Task directions: Below are records to be output exactly, every one of them.

* * * *

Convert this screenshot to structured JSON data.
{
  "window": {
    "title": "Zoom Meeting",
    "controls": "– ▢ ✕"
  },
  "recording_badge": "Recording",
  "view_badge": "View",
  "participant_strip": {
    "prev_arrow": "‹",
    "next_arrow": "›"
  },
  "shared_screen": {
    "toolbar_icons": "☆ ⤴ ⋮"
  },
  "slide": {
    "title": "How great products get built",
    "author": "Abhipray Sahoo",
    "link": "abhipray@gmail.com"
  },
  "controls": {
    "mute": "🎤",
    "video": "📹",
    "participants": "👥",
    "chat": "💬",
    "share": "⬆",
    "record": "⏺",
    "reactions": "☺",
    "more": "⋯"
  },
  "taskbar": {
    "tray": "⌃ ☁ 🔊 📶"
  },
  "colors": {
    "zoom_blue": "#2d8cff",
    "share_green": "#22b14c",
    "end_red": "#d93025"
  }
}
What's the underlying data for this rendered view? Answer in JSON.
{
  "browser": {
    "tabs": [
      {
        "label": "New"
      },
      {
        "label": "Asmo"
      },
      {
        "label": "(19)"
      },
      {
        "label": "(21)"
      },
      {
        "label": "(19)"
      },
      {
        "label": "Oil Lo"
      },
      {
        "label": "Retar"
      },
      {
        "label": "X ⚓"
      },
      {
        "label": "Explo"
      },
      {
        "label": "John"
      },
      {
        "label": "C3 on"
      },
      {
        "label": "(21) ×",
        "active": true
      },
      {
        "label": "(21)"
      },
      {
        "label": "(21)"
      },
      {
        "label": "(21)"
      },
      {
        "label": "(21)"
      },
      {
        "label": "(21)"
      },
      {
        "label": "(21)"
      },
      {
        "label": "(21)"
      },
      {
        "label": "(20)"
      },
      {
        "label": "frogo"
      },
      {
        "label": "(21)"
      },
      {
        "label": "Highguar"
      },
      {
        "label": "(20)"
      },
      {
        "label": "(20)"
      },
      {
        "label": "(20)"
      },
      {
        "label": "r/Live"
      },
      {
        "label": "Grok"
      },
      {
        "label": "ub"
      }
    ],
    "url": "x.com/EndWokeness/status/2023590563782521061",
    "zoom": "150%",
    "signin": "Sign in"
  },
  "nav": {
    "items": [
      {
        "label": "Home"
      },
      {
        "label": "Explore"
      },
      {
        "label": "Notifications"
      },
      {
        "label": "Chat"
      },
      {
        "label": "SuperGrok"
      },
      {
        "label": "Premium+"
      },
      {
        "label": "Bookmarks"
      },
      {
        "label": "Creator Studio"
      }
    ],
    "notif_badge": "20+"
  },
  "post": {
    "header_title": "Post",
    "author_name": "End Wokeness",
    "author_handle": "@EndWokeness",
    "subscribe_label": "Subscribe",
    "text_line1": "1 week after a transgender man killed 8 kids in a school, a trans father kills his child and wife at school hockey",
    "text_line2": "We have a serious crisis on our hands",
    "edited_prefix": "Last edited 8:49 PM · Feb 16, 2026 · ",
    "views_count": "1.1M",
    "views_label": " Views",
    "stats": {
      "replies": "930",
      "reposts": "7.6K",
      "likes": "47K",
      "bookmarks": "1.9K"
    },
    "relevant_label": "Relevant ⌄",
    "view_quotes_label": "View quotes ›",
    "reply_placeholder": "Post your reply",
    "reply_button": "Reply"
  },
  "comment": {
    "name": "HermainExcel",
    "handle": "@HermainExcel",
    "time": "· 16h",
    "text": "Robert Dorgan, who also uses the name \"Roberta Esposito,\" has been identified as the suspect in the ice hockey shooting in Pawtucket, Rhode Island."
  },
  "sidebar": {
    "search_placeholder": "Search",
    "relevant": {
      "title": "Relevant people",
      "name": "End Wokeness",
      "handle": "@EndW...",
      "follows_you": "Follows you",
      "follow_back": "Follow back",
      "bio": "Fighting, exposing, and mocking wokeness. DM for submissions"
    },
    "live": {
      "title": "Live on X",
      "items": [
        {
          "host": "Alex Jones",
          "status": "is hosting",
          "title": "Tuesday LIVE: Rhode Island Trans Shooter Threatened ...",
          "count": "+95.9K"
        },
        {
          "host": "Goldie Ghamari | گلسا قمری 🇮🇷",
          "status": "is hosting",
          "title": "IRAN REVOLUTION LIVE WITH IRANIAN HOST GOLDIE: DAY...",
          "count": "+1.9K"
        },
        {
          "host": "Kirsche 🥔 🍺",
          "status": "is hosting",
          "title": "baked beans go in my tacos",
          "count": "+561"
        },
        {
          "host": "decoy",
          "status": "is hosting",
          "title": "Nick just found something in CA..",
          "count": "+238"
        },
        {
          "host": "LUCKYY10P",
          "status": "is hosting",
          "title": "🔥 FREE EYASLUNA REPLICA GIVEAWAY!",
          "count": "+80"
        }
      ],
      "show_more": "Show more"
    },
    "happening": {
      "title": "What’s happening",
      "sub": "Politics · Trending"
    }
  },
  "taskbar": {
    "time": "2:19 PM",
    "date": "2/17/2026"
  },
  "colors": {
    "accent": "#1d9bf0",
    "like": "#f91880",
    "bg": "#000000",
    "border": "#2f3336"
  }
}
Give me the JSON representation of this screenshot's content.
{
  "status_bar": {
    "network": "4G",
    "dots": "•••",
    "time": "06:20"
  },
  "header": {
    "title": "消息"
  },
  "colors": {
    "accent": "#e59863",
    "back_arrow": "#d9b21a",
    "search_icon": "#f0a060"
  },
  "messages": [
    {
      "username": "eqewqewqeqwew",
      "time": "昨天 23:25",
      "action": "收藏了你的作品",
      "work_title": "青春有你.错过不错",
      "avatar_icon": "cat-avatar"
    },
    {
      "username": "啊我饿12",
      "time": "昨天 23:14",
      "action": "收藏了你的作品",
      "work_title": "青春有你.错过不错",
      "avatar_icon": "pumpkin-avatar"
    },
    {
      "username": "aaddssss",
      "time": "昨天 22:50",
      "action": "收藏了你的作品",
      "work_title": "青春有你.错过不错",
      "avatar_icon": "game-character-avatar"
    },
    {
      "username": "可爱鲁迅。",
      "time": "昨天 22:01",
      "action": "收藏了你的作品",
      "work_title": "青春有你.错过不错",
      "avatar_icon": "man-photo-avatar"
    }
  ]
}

* * * *

Completed task:
Convert this screenshot to structured JSON data.
{
  "window": {
    "title": "Zoom Meeting",
    "controls": "– ▢ ✕"
  },
  "recording_badge": "Recording",
  "view_badge": "View",
  "participant_strip": {
    "prev_arrow": "‹",
    "next_arrow": "›"
  },
  "shared_screen": {
    "toolbar_icons": "☆ ⤴ ⋮"
  },
  "slide": {
    "title": "How great products get built",
    "author": "Abhipray Sahoo",
    "link": "abhipray@gmail.com"
  },
  "controls": {
    "mute": "🎤",
    "video": "📹",
    "participants": "👥",
    "chat": "💬",
    "share": "⬆",
    "record": "⏺",
    "reactions": "☺",
    "more": "⋯"
  },
  "taskbar": {
    "tray": "⌃ ☁ 🔊 📶"
  },
  "colors": {
    "zoom_blue": "#2d8cff",
    "share_green": "#22b14c",
    "end_red": "#d93025"
  }
}
What's the underlying data for this rendered view? Answer in JSON.
{
  "browser": {
    "tabs": [
      {
        "label": "New"
      },
      {
        "label": "Asmo"
      },
      {
        "label": "(19)"
      },
      {
        "label": "(21)"
      },
      {
        "label": "(19)"
      },
      {
        "label": "Oil Lo"
      },
      {
        "label": "Retar"
      },
      {
        "label": "X ⚓"
      },
      {
        "label": "Explo"
      },
      {
        "label": "John"
      },
      {
        "label": "C3 on"
      },
      {
        "label": "(21) ×",
        "active": true
      },
      {
        "label": "(21)"
      },
      {
        "label": "(21)"
      },
      {
        "label": "(21)"
      },
      {
        "label": "(21)"
      },
      {
        "label": "(21)"
      },
      {
        "label": "(21)"
      },
      {
        "label": "(21)"
      },
      {
        "label": "(20)"
      },
      {
        "label": "frogo"
      },
      {
        "label": "(21)"
      },
      {
        "label": "Highguar"
      },
      {
        "label": "(20)"
      },
      {
        "label": "(20)"
      },
      {
        "label": "(20)"
      },
      {
        "label": "r/Live"
      },
      {
        "label": "Grok"
      },
      {
        "label": "ub"
      }
    ],
    "url": "x.com/EndWokeness/status/2023590563782521061",
    "zoom": "150%",
    "signin": "Sign in"
  },
  "nav": {
    "items": [
      {
        "label": "Home"
      },
      {
        "label": "Explore"
      },
      {
        "label": "Notifications"
      },
      {
        "label": "Chat"
      },
      {
        "label": "SuperGrok"
      },
      {
        "label": "Premium+"
      },
      {
        "label": "Bookmarks"
      },
      {
        "label": "Creator Studio"
      }
    ],
    "notif_badge": "20+"
  },
  "post": {
    "header_title": "Post",
    "author_name": "End Wokeness",
    "author_handle": "@EndWokeness",
    "subscribe_label": "Subscribe",
    "text_line1": "1 week after a transgender man killed 8 kids in a school, a trans father kills his child and wife at school hockey",
    "text_line2": "We have a serious crisis on our hands",
    "edited_prefix": "Last edited 8:49 PM · Feb 16, 2026 · ",
    "views_count": "1.1M",
    "views_label": " Views",
    "stats": {
      "replies": "930",
      "reposts": "7.6K",
      "likes": "47K",
      "bookmarks": "1.9K"
    },
    "relevant_label": "Relevant ⌄",
    "view_quotes_label": "View quotes ›",
    "reply_placeholder": "Post your reply",
    "reply_button": "Reply"
  },
  "comment": {
    "name": "HermainExcel",
    "handle": "@HermainExcel",
    "time": "· 16h",
    "text": "Robert Dorgan, who also uses the name \"Roberta Esposito,\" has been identified as the suspect in the ice hockey shooting in Pawtucket, Rhode Island."
  },
  "sidebar": {
    "search_placeholder": "Search",
    "relevant": {
      "title": "Relevant people",
      "name": "End Wokeness",
      "handle": "@EndW...",
      "follows_you": "Follows you",
      "follow_back": "Follow back",
      "bio": "Fighting, exposing, and mocking wokeness. DM for submissions"
    },
    "live": {
      "title": "Live on X",
      "items": [
        {
          "host": "Alex Jones",
          "status": "is hosting",
          "title": "Tuesday LIVE: Rhode Island Trans Shooter Threatened ...",
          "count": "+95.9K"
        },
        {
          "host": "Goldie Ghamari | گلسا قمری 🇮🇷",
          "status": "is hosting",
          "title": "IRAN REVOLUTION LIVE WITH IRANIAN HOST GOLDIE: DAY...",
          "count": "+1.9K"
        },
        {
          "host": "Kirsche 🥔 🍺",
          "status": "is hosting",
          "title": "baked beans go in my tacos",
          "count": "+561"
        },
        {
          "host": "decoy",
          "status": "is hosting",
          "title": "Nick just found something in CA..",
          "count": "+238"
        },
        {
          "host": "LUCKYY10P",
          "status": "is hosting",
          "title": "🔥 FREE EYASLUNA REPLICA GIVEAWAY!",
          "count": "+80"
        }
      ],
      "show_more": "Show more"
    },
    "happening": {
      "title": "What’s happening",
      "sub": "Politics · Trending"
    }
  },
  "taskbar": {
    "time": "2:19 PM",
    "date": "2/17/2026"
  },
  "colors": {
    "accent": "#1d9bf0",
    "like": "#f91880",
    "bg": "#000000",
    "border": "#2f3336"
  }
}
Give me the JSON representation of this screenshot's content.
{
  "status_bar": {
    "network": "4G",
    "dots": "•••",
    "time": "06:20"
  },
  "header": {
    "title": "消息"
  },
  "colors": {
    "accent": "#e59863",
    "back_arrow": "#d9b21a",
    "search_icon": "#f0a060"
  },
  "messages": [
    {
      "username": "eqewqewqeqwew",
      "time": "昨天 23:25",
      "action": "收藏了你的作品",
      "work_title": "青春有你.错过不错",
      "avatar_icon": "cat-avatar"
    },
    {
      "username": "啊我饿12",
      "time": "昨天 23:14",
      "action": "收藏了你的作品",
      "work_title": "青春有你.错过不错",
      "avatar_icon": "pumpkin-avatar"
    },
    {
      "username": "aaddssss",
      "time": "昨天 22:50",
      "action": "收藏了你的作品",
      "work_title": "青春有你.错过不错",
      "avatar_icon": "game-character-avatar"
    },
    {
      "username": "可爱鲁迅。",
      "time": "昨天 22:01",
      "action": "收藏了你的作品",
      "work_title": "青春有你.错过不错",
      "avatar_icon": "man-photo-avatar"
    }
  ]
}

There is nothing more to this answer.